Record set —
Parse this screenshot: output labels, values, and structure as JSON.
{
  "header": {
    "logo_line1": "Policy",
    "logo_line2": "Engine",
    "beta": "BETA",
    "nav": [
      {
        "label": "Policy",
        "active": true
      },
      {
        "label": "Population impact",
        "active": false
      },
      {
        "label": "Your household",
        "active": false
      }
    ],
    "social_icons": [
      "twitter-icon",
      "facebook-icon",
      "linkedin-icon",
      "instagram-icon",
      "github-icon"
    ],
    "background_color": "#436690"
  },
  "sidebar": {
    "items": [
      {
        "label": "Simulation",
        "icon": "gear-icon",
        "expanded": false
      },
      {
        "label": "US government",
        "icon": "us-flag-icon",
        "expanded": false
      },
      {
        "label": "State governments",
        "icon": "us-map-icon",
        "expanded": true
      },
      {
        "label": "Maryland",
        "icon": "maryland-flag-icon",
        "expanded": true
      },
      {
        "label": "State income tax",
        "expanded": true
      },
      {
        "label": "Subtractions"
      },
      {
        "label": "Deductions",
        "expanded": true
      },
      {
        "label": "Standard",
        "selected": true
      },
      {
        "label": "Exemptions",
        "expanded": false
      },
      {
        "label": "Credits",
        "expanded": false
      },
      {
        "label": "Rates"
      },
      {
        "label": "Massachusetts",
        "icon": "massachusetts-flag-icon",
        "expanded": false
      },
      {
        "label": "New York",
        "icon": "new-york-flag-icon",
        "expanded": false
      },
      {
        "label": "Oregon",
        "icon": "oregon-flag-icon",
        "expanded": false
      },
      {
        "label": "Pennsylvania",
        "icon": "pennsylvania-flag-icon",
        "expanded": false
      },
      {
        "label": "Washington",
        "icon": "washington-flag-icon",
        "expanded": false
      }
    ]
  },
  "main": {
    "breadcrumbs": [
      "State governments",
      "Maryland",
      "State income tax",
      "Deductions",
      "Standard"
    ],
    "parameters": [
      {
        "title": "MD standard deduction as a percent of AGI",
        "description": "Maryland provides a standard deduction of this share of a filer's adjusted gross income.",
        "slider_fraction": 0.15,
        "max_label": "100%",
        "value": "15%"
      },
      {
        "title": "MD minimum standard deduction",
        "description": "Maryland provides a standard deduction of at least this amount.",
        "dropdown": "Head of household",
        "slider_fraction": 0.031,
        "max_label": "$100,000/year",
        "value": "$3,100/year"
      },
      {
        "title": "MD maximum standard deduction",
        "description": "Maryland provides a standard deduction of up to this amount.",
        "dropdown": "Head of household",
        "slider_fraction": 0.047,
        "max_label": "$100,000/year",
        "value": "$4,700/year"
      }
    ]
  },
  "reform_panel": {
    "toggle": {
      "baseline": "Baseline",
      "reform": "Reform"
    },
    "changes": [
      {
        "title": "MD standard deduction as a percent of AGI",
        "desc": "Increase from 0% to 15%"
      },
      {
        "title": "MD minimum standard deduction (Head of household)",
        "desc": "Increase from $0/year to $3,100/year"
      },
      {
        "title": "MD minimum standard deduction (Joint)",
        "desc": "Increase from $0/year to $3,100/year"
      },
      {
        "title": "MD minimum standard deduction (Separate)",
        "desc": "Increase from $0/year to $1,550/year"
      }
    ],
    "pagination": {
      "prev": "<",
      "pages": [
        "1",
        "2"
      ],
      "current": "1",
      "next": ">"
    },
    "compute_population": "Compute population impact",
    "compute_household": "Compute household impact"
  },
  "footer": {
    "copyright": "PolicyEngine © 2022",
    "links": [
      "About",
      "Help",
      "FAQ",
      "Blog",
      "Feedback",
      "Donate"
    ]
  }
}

Work to do —
Locate each line containing the string "flag" and show it.

Finished answer —
        "icon": "us-flag-icon",
        "icon": "maryland-flag-icon",
        "icon": "massachusetts-flag-icon",
        "icon": "new-york-flag-icon",
        "icon": "oregon-flag-icon",
        "icon": "pennsylvania-flag-icon",
        "icon": "washington-flag-icon",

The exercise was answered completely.